--- Records to use ---
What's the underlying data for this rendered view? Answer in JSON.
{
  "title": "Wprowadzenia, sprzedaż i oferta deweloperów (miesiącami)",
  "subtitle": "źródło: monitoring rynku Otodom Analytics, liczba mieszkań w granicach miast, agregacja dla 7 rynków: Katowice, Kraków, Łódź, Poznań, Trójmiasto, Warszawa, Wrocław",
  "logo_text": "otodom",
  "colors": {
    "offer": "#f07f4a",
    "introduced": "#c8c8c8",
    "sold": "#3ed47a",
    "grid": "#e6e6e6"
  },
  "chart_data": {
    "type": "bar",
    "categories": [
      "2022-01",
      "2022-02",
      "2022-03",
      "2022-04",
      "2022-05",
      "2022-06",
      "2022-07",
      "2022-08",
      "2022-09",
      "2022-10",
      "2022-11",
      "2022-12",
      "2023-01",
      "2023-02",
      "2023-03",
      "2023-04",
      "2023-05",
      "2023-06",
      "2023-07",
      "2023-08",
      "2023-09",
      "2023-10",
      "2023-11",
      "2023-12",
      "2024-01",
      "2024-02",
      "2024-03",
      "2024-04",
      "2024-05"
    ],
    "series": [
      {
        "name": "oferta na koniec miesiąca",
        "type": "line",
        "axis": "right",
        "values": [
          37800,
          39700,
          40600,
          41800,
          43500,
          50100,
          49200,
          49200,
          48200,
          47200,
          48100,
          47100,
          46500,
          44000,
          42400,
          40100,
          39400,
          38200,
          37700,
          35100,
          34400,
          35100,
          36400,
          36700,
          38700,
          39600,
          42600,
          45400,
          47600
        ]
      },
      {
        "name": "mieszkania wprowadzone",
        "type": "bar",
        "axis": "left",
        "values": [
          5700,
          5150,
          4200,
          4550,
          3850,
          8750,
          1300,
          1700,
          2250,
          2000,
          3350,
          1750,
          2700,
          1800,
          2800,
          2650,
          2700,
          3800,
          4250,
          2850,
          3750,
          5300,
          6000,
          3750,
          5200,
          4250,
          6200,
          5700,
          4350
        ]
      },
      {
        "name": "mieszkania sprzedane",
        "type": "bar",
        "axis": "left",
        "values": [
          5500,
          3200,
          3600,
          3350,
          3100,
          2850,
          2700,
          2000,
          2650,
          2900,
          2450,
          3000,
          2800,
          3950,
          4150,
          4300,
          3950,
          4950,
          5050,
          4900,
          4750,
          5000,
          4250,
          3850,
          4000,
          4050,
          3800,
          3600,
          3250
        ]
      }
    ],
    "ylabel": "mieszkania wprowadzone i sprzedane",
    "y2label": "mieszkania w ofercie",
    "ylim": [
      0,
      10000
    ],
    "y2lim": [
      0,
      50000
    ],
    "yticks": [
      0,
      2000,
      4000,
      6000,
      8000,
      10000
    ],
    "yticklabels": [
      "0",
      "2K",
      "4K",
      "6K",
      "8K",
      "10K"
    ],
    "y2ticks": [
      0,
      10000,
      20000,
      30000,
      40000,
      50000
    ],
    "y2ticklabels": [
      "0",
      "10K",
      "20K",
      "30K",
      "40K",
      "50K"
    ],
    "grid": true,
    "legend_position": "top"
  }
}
---
Here, the records must be output exactly and in full.

What's the underlying data for this rendered view? Answer in JSON.
{
  "title": "Wprowadzenia, sprzedaż i oferta deweloperów (miesiącami)",
  "subtitle": "źródło: monitoring rynku Otodom Analytics, liczba mieszkań w granicach miast, agregacja dla 7 rynków: Katowice, Kraków, Łódź, Poznań, Trójmiasto, Warszawa, Wrocław",
  "logo_text": "otodom",
  "colors": {
    "offer": "#f07f4a",
    "introduced": "#c8c8c8",
    "sold": "#3ed47a",
    "grid": "#e6e6e6"
  },
  "chart_data": {
    "type": "bar",
    "categories": [
      "2022-01",
      "2022-02",
      "2022-03",
      "2022-04",
      "2022-05",
      "2022-06",
      "2022-07",
      "2022-08",
      "2022-09",
      "2022-10",
      "2022-11",
      "2022-12",
      "2023-01",
      "2023-02",
      "2023-03",
      "2023-04",
      "2023-05",
      "2023-06",
      "2023-07",
      "2023-08",
      "2023-09",
      "2023-10",
      "2023-11",
      "2023-12",
      "2024-01",
      "2024-02",
      "2024-03",
      "2024-04",
      "2024-05"
    ],
    "series": [
      {
        "name": "oferta na koniec miesiąca",
        "type": "line",
        "axis": "right",
        "values": [
          37800,
          39700,
          40600,
          41800,
          43500,
          50100,
          49200,
          49200,
          48200,
          47200,
          48100,
          47100,
          46500,
          44000,
          42400,
          40100,
          39400,
          38200,
          37700,
          35100,
          34400,
          35100,
          36400,
          36700,
          38700,
          39600,
          42600,
          45400,
          47600
        ]
      },
      {
        "name": "mieszkania wprowadzone",
        "type": "bar",
        "axis": "left",
        "values": [
          5700,
          5150,
          4200,
          4550,
          3850,
          8750,
          1300,
          1700,
          2250,
          2000,
          3350,
          1750,
          2700,
          1800,
          2800,
          2650,
          2700,
          3800,
          4250,
          2850,
          3750,
          5300,
          6000,
          3750,
          5200,
          4250,
          6200,
          5700,
          4350
        ]
      },
      {
        "name": "mieszkania sprzedane",
        "type": "bar",
        "axis": "left",
        "values": [
          5500,
          3200,
          3600,
          3350,
          3100,
          2850,
          2700,
          2000,
          2650,
          2900,
          2450,
          3000,
          2800,
          3950,
          4150,
          4300,
          3950,
          4950,
          5050,
          4900,
          4750,
          5000,
          4250,
          3850,
          4000,
          4050,
          3800,
          3600,
          3250
        ]
      }
    ],
    "ylabel": "mieszkania wprowadzone i sprzedane",
    "y2label": "mieszkania w ofercie",
    "ylim": [
      0,
      10000
    ],
    "y2lim": [
      0,
      50000
    ],
    "yticks": [
      0,
      2000,
      4000,
      6000,
      8000,
      10000
    ],
    "yticklabels": [
      "0",
      "2K",
      "4K",
      "6K",
      "8K",
      "10K"
    ],
    "y2ticks": [
      0,
      10000,
      20000,
      30000,
      40000,
      50000
    ],
    "y2ticklabels": [
      "0",
      "10K",
      "20K",
      "30K",
      "40K",
      "50K"
    ],
    "grid": true,
    "legend_position": "top"
  }
}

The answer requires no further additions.